┌─ The input

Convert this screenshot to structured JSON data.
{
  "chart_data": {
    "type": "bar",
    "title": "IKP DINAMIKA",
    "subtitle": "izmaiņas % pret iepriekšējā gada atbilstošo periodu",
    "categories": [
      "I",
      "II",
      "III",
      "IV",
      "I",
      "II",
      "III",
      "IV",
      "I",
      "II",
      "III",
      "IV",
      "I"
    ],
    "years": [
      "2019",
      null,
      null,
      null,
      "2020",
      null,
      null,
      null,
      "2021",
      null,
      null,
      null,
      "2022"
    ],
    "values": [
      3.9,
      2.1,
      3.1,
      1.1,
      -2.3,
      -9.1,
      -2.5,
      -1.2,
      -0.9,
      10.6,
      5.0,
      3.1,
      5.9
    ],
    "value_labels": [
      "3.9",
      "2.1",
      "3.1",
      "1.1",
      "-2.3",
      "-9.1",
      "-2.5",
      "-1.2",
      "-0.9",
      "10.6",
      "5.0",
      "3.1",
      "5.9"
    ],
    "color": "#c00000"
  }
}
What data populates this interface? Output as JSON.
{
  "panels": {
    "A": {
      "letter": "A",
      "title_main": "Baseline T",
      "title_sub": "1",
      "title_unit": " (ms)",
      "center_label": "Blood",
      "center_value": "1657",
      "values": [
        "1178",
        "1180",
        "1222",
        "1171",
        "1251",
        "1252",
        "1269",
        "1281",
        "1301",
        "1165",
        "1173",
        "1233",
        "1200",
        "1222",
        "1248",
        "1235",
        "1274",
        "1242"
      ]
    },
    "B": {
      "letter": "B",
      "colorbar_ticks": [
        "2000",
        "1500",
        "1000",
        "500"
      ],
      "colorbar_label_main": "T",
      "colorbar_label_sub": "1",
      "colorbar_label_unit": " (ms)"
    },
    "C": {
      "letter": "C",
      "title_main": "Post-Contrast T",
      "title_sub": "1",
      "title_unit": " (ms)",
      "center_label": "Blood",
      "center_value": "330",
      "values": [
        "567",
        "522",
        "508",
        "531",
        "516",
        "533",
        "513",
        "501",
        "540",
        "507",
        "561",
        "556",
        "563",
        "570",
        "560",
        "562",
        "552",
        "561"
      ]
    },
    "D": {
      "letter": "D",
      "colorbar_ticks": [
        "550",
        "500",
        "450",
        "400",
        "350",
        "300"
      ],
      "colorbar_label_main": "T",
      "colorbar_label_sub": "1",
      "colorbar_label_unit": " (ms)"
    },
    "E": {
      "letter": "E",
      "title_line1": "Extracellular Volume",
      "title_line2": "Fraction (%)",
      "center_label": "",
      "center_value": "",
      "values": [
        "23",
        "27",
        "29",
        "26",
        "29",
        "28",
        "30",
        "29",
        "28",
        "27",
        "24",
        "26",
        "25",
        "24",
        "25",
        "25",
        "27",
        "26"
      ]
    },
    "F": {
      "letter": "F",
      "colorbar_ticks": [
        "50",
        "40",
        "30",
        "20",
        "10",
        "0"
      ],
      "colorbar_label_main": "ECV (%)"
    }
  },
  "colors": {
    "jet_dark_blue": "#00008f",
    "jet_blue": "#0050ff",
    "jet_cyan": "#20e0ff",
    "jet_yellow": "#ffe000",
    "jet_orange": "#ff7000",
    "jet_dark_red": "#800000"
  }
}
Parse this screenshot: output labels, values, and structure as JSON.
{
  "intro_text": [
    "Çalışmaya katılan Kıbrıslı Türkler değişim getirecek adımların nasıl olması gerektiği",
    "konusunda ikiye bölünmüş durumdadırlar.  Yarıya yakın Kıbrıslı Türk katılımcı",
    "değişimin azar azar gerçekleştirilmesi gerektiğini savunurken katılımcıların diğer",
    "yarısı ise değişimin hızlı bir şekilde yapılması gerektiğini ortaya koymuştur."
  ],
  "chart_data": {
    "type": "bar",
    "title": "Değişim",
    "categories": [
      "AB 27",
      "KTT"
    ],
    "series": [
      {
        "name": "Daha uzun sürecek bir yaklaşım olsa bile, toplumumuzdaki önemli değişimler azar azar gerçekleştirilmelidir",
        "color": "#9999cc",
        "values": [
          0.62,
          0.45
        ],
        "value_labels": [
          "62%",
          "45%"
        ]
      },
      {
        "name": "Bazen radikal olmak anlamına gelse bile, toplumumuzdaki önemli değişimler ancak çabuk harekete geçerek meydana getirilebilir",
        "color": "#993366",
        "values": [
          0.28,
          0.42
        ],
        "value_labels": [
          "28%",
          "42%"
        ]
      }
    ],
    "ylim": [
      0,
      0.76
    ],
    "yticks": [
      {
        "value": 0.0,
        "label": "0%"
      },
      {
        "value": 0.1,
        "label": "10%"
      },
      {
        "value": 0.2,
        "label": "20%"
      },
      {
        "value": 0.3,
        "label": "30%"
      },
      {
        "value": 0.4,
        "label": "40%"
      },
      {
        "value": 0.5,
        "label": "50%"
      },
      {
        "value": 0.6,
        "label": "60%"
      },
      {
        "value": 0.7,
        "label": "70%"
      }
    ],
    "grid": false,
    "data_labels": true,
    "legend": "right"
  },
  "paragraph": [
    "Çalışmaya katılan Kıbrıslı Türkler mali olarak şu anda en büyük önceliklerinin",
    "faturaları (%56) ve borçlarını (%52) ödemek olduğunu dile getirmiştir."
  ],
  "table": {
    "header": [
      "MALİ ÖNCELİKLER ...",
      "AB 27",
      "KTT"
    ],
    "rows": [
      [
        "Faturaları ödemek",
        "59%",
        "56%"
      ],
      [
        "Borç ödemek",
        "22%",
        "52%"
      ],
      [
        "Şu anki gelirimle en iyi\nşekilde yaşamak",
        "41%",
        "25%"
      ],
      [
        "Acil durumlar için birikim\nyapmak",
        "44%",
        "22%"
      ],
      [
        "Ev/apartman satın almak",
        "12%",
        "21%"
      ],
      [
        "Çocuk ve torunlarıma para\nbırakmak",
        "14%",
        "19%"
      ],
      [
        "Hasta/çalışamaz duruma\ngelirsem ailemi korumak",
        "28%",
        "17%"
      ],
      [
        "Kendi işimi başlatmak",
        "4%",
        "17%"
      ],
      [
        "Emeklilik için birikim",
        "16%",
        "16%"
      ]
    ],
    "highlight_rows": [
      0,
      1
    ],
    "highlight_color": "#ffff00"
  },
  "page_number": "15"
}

└─

**Work to be completed**
Print all of the entries exactly as they appear.

**Reply to the exercise**
Convert this screenshot to structured JSON data.
{
  "chart_data": {
    "type": "bar",
    "title": "IKP DINAMIKA",
    "subtitle": "izmaiņas % pret iepriekšējā gada atbilstošo periodu",
    "categories": [
      "I",
      "II",
      "III",
      "IV",
      "I",
      "II",
      "III",
      "IV",
      "I",
      "II",
      "III",
      "IV",
      "I"
    ],
    "years": [
      "2019",
      null,
      null,
      null,
      "2020",
      null,
      null,
      null,
      "2021",
      null,
      null,
      null,
      "2022"
    ],
    "values": [
      3.9,
      2.1,
      3.1,
      1.1,
      -2.3,
      -9.1,
      -2.5,
      -1.2,
      -0.9,
      10.6,
      5.0,
      3.1,
      5.9
    ],
    "value_labels": [
      "3.9",
      "2.1",
      "3.1",
      "1.1",
      "-2.3",
      "-9.1",
      "-2.5",
      "-1.2",
      "-0.9",
      "10.6",
      "5.0",
      "3.1",
      "5.9"
    ],
    "color": "#c00000"
  }
}
What data populates this interface? Output as JSON.
{
  "panels": {
    "A": {
      "letter": "A",
      "title_main": "Baseline T",
      "title_sub": "1",
      "title_unit": " (ms)",
      "center_label": "Blood",
      "center_value": "1657",
      "values": [
        "1178",
        "1180",
        "1222",
        "1171",
        "1251",
        "1252",
        "1269",
        "1281",
        "1301",
        "1165",
        "1173",
        "1233",
        "1200",
        "1222",
        "1248",
        "1235",
        "1274",
        "1242"
      ]
    },
    "B": {
      "letter": "B",
      "colorbar_ticks": [
        "2000",
        "1500",
        "1000",
        "500"
      ],
      "colorbar_label_main": "T",
      "colorbar_label_sub": "1",
      "colorbar_label_unit": " (ms)"
    },
    "C": {
      "letter": "C",
      "title_main": "Post-Contrast T",
      "title_sub": "1",
      "title_unit": " (ms)",
      "center_label": "Blood",
      "center_value": "330",
      "values": [
        "567",
        "522",
        "508",
        "531",
        "516",
        "533",
        "513",
        "501",
        "540",
        "507",
        "561",
        "556",
        "563",
        "570",
        "560",
        "562",
        "552",
        "561"
      ]
    },
    "D": {
      "letter": "D",
      "colorbar_ticks": [
        "550",
        "500",
        "450",
        "400",
        "350",
        "300"
      ],
      "colorbar_label_main": "T",
      "colorbar_label_sub": "1",
      "colorbar_label_unit": " (ms)"
    },
    "E": {
      "letter": "E",
      "title_line1": "Extracellular Volume",
      "title_line2": "Fraction (%)",
      "center_label": "",
      "center_value": "",
      "values": [
        "23",
        "27",
        "29",
        "26",
        "29",
        "28",
        "30",
        "29",
        "28",
        "27",
        "24",
        "26",
        "25",
        "24",
        "25",
        "25",
        "27",
        "26"
      ]
    },
    "F": {
      "letter": "F",
      "colorbar_ticks": [
        "50",
        "40",
        "30",
        "20",
        "10",
        "0"
      ],
      "colorbar_label_main": "ECV (%)"
    }
  },
  "colors": {
    "jet_dark_blue": "#00008f",
    "jet_blue": "#0050ff",
    "jet_cyan": "#20e0ff",
    "jet_yellow": "#ffe000",
    "jet_orange": "#ff7000",
    "jet_dark_red": "#800000"
  }
}
Parse this screenshot: output labels, values, and structure as JSON.
{
  "intro_text": [
    "Çalışmaya katılan Kıbrıslı Türkler değişim getirecek adımların nasıl olması gerektiği",
    "konusunda ikiye bölünmüş durumdadırlar.  Yarıya yakın Kıbrıslı Türk katılımcı",
    "değişimin azar azar gerçekleştirilmesi gerektiğini savunurken katılımcıların diğer",
    "yarısı ise değişimin hızlı bir şekilde yapılması gerektiğini ortaya koymuştur."
  ],
  "chart_data": {
    "type": "bar",
    "title": "Değişim",
    "categories": [
      "AB 27",
      "KTT"
    ],
    "series": [
      {
        "name": "Daha uzun sürecek bir yaklaşım olsa bile, toplumumuzdaki önemli değişimler azar azar gerçekleştirilmelidir",
        "color": "#9999cc",
        "values": [
          0.62,
          0.45
        ],
        "value_labels": [
          "62%",
          "45%"
        ]
      },
      {
        "name": "Bazen radikal olmak anlamına gelse bile, toplumumuzdaki önemli değişimler ancak çabuk harekete geçerek meydana getirilebilir",
        "color": "#993366",
        "values": [
          0.28,
          0.42
        ],
        "value_labels": [
          "28%",
          "42%"
        ]
      }
    ],
    "ylim": [
      0,
      0.76
    ],
    "yticks": [
      {
        "value": 0.0,
        "label": "0%"
      },
      {
        "value": 0.1,
        "label": "10%"
      },
      {
        "value": 0.2,
        "label": "20%"
      },
      {
        "value": 0.3,
        "label": "30%"
      },
      {
        "value": 0.4,
        "label": "40%"
      },
      {
        "value": 0.5,
        "label": "50%"
      },
      {
        "value": 0.6,
        "label": "60%"
      },
      {
        "value": 0.7,
        "label": "70%"
      }
    ],
    "grid": false,
    "data_labels": true,
    "legend": "right"
  },
  "paragraph": [
    "Çalışmaya katılan Kıbrıslı Türkler mali olarak şu anda en büyük önceliklerinin",
    "faturaları (%56) ve borçlarını (%52) ödemek olduğunu dile getirmiştir."
  ],
  "table": {
    "header": [
      "MALİ ÖNCELİKLER ...",
      "AB 27",
      "KTT"
    ],
    "rows": [
      [
        "Faturaları ödemek",
        "59%",
        "56%"
      ],
      [
        "Borç ödemek",
        "22%",
        "52%"
      ],
      [
        "Şu anki gelirimle en iyi\nşekilde yaşamak",
        "41%",
        "25%"
      ],
      [
        "Acil durumlar için birikim\nyapmak",
        "44%",
        "22%"
      ],
      [
        "Ev/apartman satın almak",
        "12%",
        "21%"
      ],
      [
        "Çocuk ve torunlarıma para\nbırakmak",
        "14%",
        "19%"
      ],
      [
        "Hasta/çalışamaz duruma\ngelirsem ailemi korumak",
        "28%",
        "17%"
      ],
      [
        "Kendi işimi başlatmak",
        "4%",
        "17%"
      ],
      [
        "Emeklilik için birikim",
        "16%",
        "16%"
      ]
    ],
    "highlight_rows": [
      0,
      1
    ],
    "highlight_color": "#ffff00"
  },
  "page_number": "15"
}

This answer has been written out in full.